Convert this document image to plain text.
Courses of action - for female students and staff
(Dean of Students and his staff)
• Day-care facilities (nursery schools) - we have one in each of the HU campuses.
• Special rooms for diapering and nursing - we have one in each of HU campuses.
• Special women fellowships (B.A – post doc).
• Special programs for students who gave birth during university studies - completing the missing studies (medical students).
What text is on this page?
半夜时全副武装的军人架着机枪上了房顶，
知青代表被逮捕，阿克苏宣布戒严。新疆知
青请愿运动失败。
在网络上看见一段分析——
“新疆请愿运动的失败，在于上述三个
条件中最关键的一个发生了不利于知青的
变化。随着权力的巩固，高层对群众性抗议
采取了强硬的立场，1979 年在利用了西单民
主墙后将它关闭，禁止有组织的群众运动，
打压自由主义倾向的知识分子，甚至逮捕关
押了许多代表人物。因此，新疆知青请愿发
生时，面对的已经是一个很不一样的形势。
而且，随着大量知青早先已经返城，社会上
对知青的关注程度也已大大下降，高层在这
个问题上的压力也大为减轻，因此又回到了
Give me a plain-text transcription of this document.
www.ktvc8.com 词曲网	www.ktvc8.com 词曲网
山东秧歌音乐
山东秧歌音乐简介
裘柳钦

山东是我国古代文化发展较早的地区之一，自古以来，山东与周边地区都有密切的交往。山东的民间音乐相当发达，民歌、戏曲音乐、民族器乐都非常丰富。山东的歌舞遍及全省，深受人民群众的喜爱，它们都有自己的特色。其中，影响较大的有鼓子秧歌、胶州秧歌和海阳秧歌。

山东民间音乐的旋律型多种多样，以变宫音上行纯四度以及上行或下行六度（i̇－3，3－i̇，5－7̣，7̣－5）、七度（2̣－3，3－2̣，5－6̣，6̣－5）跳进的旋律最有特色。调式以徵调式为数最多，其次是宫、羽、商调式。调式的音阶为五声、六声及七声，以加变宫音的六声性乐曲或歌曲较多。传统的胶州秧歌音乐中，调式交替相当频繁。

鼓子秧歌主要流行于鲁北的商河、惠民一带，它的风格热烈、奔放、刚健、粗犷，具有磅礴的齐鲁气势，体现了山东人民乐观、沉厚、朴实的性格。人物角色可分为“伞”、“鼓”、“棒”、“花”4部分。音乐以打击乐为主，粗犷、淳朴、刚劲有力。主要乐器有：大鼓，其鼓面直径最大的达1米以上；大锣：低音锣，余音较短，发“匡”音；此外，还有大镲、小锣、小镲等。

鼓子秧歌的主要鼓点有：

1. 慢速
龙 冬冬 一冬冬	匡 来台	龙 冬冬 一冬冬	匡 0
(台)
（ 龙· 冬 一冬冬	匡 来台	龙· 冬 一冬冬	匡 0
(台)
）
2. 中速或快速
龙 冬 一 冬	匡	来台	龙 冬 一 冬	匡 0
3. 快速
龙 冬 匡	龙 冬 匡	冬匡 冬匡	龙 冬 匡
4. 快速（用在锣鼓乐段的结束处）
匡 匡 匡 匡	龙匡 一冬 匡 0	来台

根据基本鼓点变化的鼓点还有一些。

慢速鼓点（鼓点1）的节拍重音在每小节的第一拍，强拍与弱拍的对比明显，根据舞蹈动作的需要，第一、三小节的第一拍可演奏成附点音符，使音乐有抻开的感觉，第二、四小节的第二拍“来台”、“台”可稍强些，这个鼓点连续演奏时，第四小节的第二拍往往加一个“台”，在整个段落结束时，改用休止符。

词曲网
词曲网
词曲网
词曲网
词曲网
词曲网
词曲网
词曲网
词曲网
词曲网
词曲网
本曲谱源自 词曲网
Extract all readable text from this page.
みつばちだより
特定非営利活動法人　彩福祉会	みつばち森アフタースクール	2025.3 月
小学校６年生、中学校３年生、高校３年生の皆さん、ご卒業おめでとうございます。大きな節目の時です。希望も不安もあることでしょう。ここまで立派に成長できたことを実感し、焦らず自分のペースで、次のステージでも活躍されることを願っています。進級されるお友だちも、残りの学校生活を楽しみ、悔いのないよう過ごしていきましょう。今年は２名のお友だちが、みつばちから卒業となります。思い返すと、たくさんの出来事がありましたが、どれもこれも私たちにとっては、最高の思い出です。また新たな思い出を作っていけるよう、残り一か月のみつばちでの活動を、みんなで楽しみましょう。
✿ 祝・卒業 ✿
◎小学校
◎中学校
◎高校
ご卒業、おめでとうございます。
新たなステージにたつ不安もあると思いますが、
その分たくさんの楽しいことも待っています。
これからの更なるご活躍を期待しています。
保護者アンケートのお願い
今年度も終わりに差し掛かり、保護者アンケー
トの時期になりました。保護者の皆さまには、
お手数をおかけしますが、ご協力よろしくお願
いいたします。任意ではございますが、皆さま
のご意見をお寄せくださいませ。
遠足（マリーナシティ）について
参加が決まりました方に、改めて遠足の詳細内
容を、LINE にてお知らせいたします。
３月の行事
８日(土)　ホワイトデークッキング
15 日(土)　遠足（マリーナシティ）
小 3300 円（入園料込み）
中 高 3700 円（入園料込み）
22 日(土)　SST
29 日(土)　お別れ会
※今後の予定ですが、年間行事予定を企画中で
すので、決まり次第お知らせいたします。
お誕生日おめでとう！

• **Written task**
All of the entries need to be reproduced exactly; please write them out.

• **Solution to this exercise**
Convert this document image to plain text.
Courses of action - for female students and staff
(Dean of Students and his staff)
• Day-care facilities (nursery schools) - we have one in each of the HU campuses.
• Special rooms for diapering and nursing - we have one in each of HU campuses.
• Special women fellowships (B.A – post doc).
• Special programs for students who gave birth during university studies - completing the missing studies (medical students).
What text is on this page?
半夜时全副武装的军人架着机枪上了房顶，
知青代表被逮捕，阿克苏宣布戒严。新疆知
青请愿运动失败。
在网络上看见一段分析——
“新疆请愿运动的失败，在于上述三个
条件中最关键的一个发生了不利于知青的
变化。随着权力的巩固，高层对群众性抗议
采取了强硬的立场，1979 年在利用了西单民
主墙后将它关闭，禁止有组织的群众运动，
打压自由主义倾向的知识分子，甚至逮捕关
押了许多代表人物。因此，新疆知青请愿发
生时，面对的已经是一个很不一样的形势。
而且，随着大量知青早先已经返城，社会上
对知青的关注程度也已大大下降，高层在这
个问题上的压力也大为减轻，因此又回到了
Give me a plain-text transcription of this document.
www.ktvc8.com 词曲网	www.ktvc8.com 词曲网
山东秧歌音乐
山东秧歌音乐简介
裘柳钦

山东是我国古代文化发展较早的地区之一，自古以来，山东与周边地区都有密切的交往。山东的民间音乐相当发达，民歌、戏曲音乐、民族器乐都非常丰富。山东的歌舞遍及全省，深受人民群众的喜爱，它们都有自己的特色。其中，影响较大的有鼓子秧歌、胶州秧歌和海阳秧歌。

山东民间音乐的旋律型多种多样，以变宫音上行纯四度以及上行或下行六度（i̇－3，3－i̇，5－7̣，7̣－5）、七度（2̣－3，3－2̣，5－6̣，6̣－5）跳进的旋律最有特色。调式以徵调式为数最多，其次是宫、羽、商调式。调式的音阶为五声、六声及七声，以加变宫音的六声性乐曲或歌曲较多。传统的胶州秧歌音乐中，调式交替相当频繁。

鼓子秧歌主要流行于鲁北的商河、惠民一带，它的风格热烈、奔放、刚健、粗犷，具有磅礴的齐鲁气势，体现了山东人民乐观、沉厚、朴实的性格。人物角色可分为“伞”、“鼓”、“棒”、“花”4部分。音乐以打击乐为主，粗犷、淳朴、刚劲有力。主要乐器有：大鼓，其鼓面直径最大的达1米以上；大锣：低音锣，余音较短，发“匡”音；此外，还有大镲、小锣、小镲等。

鼓子秧歌的主要鼓点有：

1. 慢速
龙 冬冬 一冬冬	匡 来台	龙 冬冬 一冬冬	匡 0
(台)
（ 龙· 冬 一冬冬	匡 来台	龙· 冬 一冬冬	匡 0
(台)
）
2. 中速或快速
龙 冬 一 冬	匡	来台	龙 冬 一 冬	匡 0
3. 快速
龙 冬 匡	龙 冬 匡	冬匡 冬匡	龙 冬 匡
4. 快速（用在锣鼓乐段的结束处）
匡 匡 匡 匡	龙匡 一冬 匡 0	来台

根据基本鼓点变化的鼓点还有一些。

慢速鼓点（鼓点1）的节拍重音在每小节的第一拍，强拍与弱拍的对比明显，根据舞蹈动作的需要，第一、三小节的第一拍可演奏成附点音符，使音乐有抻开的感觉，第二、四小节的第二拍“来台”、“台”可稍强些，这个鼓点连续演奏时，第四小节的第二拍往往加一个“台”，在整个段落结束时，改用休止符。

词曲网
词曲网
词曲网
词曲网
词曲网
词曲网
词曲网
词曲网
词曲网
词曲网
词曲网
本曲谱源自 词曲网
Extract all readable text from this page.
みつばちだより
特定非営利活動法人　彩福祉会	みつばち森アフタースクール	2025.3 月
小学校６年生、中学校３年生、高校３年生の皆さん、ご卒業おめでとうございます。大きな節目の時です。希望も不安もあることでしょう。ここまで立派に成長できたことを実感し、焦らず自分のペースで、次のステージでも活躍されることを願っています。進級されるお友だちも、残りの学校生活を楽しみ、悔いのないよう過ごしていきましょう。今年は２名のお友だちが、みつばちから卒業となります。思い返すと、たくさんの出来事がありましたが、どれもこれも私たちにとっては、最高の思い出です。また新たな思い出を作っていけるよう、残り一か月のみつばちでの活動を、みんなで楽しみましょう。
✿ 祝・卒業 ✿
◎小学校
◎中学校
◎高校
ご卒業、おめでとうございます。
新たなステージにたつ不安もあると思いますが、
その分たくさんの楽しいことも待っています。
これからの更なるご活躍を期待しています。
保護者アンケートのお願い
今年度も終わりに差し掛かり、保護者アンケー
トの時期になりました。保護者の皆さまには、
お手数をおかけしますが、ご協力よろしくお願
いいたします。任意ではございますが、皆さま
のご意見をお寄せくださいませ。
遠足（マリーナシティ）について
参加が決まりました方に、改めて遠足の詳細内
容を、LINE にてお知らせいたします。
３月の行事
８日(土)　ホワイトデークッキング
15 日(土)　遠足（マリーナシティ）
小 3300 円（入園料込み）
中 高 3700 円（入園料込み）
22 日(土)　SST
29 日(土)　お別れ会
※今後の予定ですが、年間行事予定を企画中で
すので、決まり次第お知らせいたします。
お誕生日おめでとう！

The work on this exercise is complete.